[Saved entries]

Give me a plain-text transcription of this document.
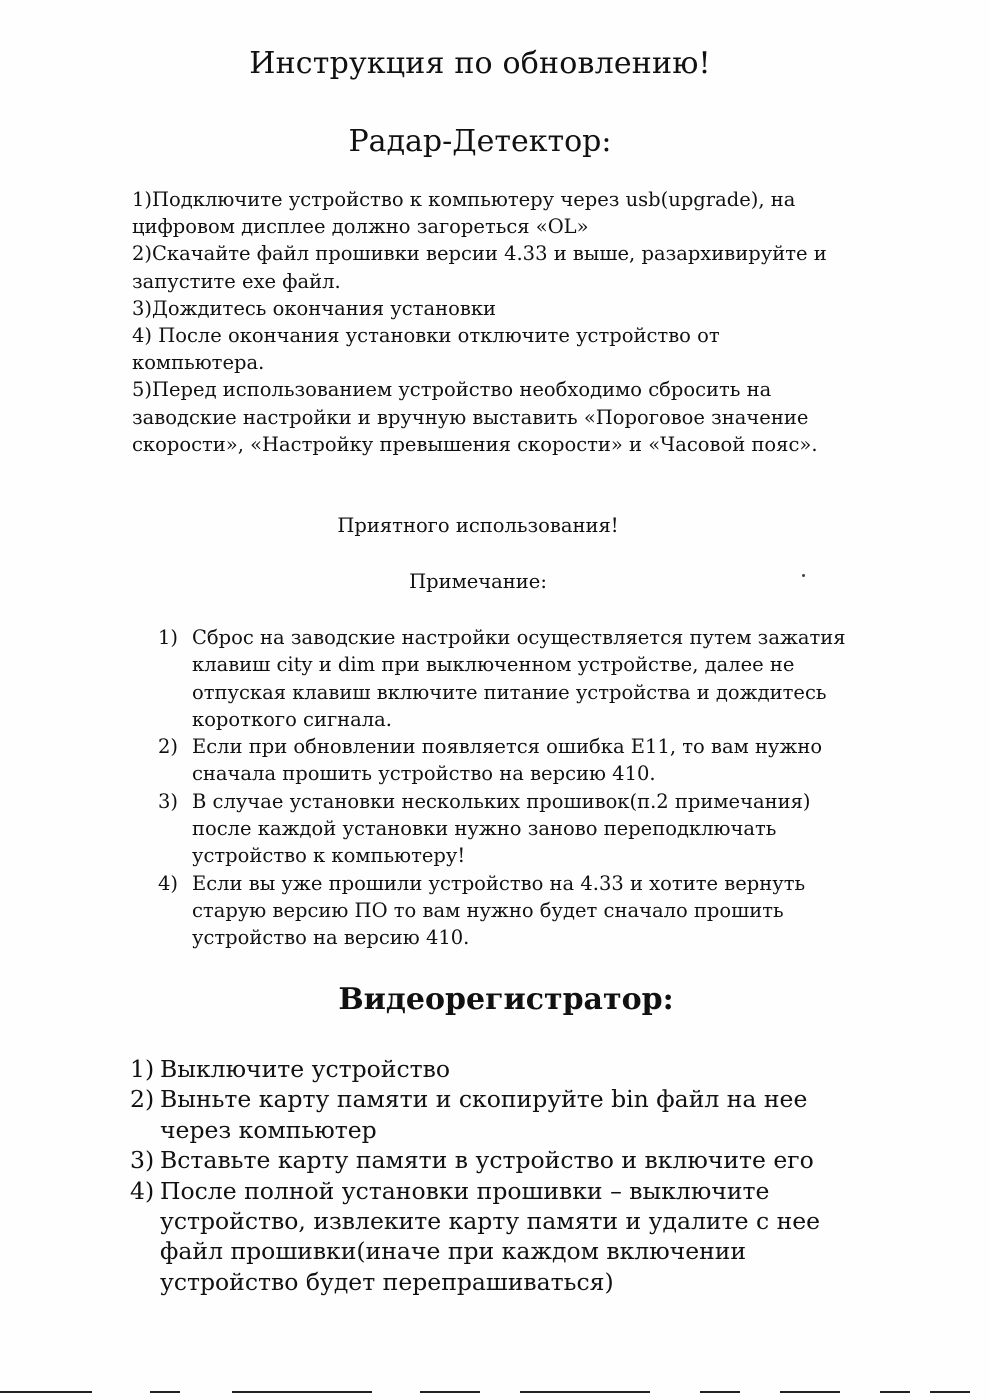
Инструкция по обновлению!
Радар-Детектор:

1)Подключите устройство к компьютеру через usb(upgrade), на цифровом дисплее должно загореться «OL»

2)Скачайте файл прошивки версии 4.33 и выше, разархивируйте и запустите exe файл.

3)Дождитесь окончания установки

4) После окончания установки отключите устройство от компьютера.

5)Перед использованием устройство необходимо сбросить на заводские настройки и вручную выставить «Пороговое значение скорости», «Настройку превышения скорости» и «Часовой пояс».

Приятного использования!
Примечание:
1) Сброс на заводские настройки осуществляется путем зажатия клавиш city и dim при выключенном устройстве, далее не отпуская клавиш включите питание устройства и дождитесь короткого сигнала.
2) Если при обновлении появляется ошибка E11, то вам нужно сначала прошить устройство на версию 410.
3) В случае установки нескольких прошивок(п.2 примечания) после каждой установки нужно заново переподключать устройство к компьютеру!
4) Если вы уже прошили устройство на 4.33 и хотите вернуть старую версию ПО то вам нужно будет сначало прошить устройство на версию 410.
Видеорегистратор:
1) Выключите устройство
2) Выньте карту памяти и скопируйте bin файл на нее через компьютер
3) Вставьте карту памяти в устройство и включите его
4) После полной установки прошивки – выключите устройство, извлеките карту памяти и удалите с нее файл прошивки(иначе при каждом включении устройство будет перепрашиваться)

---

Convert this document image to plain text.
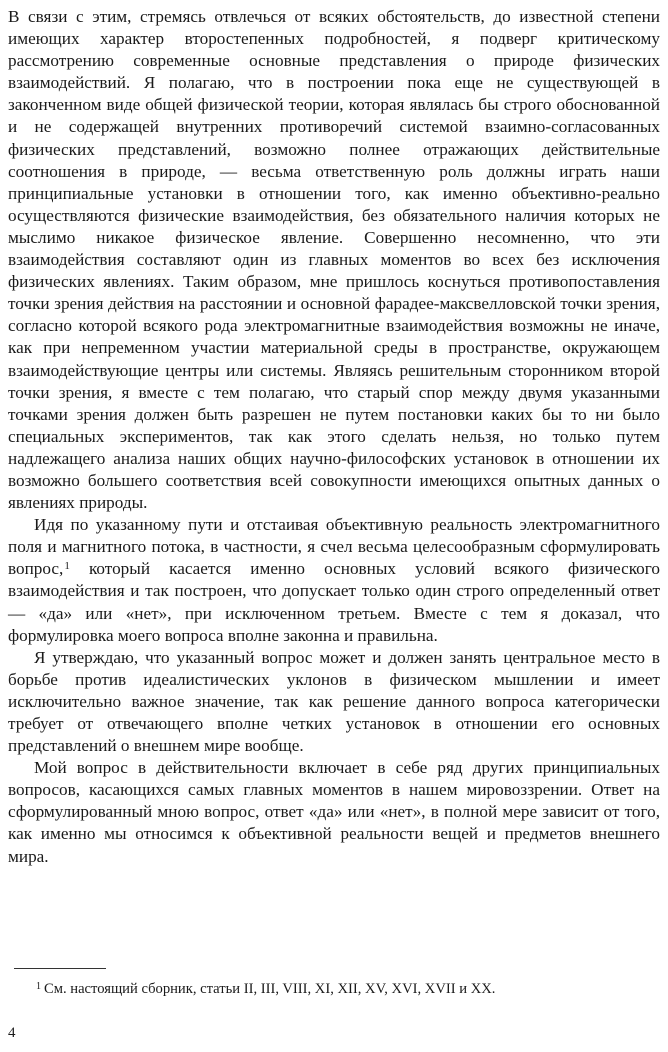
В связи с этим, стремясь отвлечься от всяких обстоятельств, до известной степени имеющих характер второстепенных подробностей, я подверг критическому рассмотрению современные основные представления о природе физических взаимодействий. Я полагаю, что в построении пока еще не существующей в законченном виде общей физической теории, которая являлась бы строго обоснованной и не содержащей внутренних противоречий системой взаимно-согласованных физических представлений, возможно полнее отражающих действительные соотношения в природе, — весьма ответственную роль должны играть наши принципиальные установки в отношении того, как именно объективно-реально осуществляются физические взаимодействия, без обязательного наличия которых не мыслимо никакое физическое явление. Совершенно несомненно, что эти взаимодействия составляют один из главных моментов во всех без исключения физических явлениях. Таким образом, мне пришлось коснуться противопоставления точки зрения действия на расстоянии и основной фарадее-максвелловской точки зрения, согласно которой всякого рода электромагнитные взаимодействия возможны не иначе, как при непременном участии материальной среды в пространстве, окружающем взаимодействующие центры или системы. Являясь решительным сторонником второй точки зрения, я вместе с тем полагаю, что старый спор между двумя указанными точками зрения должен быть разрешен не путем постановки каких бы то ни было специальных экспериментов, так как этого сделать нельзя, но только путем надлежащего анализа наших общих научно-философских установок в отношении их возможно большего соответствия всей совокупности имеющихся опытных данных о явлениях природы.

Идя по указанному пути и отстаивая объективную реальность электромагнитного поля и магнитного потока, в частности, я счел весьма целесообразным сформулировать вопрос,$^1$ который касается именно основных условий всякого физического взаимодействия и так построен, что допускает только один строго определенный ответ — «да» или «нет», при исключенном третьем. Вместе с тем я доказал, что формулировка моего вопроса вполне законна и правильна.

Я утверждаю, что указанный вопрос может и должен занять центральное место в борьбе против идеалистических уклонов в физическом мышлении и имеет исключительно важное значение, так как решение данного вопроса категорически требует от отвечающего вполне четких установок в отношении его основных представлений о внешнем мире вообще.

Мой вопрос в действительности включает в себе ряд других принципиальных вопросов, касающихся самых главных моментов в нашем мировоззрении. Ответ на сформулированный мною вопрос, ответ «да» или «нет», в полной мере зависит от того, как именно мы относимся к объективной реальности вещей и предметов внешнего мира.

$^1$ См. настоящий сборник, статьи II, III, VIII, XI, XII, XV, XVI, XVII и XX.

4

* * *

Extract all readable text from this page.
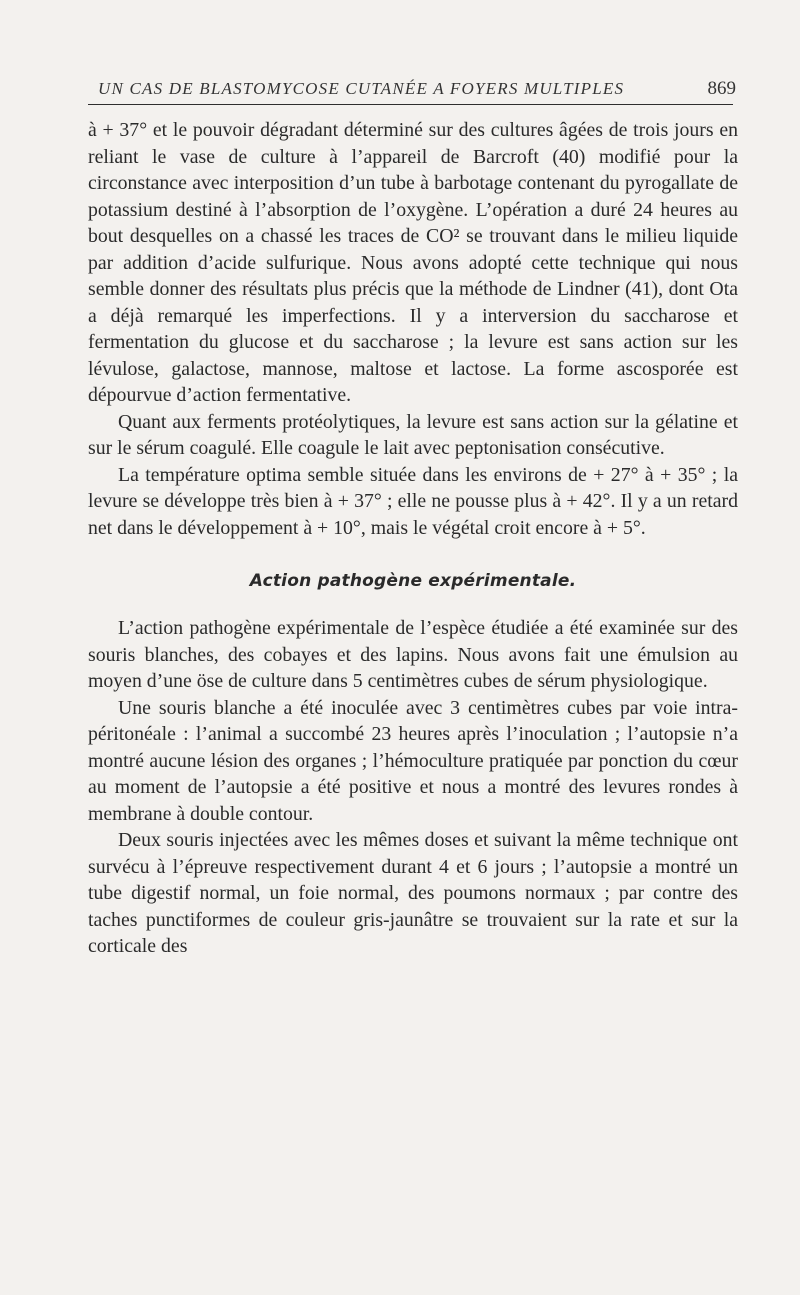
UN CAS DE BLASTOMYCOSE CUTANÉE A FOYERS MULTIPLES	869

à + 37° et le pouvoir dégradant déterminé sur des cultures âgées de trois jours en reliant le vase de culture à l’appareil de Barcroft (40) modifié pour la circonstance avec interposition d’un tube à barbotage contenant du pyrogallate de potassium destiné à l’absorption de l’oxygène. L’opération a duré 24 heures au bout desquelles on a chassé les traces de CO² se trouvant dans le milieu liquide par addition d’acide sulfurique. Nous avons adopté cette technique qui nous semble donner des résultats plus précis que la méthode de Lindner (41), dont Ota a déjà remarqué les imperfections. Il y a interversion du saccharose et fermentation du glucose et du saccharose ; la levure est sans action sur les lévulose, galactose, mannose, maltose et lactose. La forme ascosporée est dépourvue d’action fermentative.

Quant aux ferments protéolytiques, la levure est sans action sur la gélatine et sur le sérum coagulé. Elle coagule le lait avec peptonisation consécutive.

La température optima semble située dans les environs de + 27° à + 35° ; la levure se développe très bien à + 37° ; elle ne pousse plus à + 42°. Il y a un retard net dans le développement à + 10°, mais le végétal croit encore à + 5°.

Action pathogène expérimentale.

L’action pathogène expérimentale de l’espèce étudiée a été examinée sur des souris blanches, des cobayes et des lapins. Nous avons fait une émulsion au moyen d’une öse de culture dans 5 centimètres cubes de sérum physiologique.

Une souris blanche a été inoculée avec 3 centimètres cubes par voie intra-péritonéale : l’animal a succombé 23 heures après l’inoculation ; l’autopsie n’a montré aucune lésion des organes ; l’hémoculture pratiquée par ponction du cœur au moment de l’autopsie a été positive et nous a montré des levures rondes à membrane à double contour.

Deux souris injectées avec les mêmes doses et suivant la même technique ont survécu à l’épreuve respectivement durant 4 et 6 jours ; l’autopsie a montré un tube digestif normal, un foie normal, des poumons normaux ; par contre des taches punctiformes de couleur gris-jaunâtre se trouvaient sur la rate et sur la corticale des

REQUEST: Your answer should be a single number: how many lines in the data above include "заводские"?

FINAL ANSWER: 2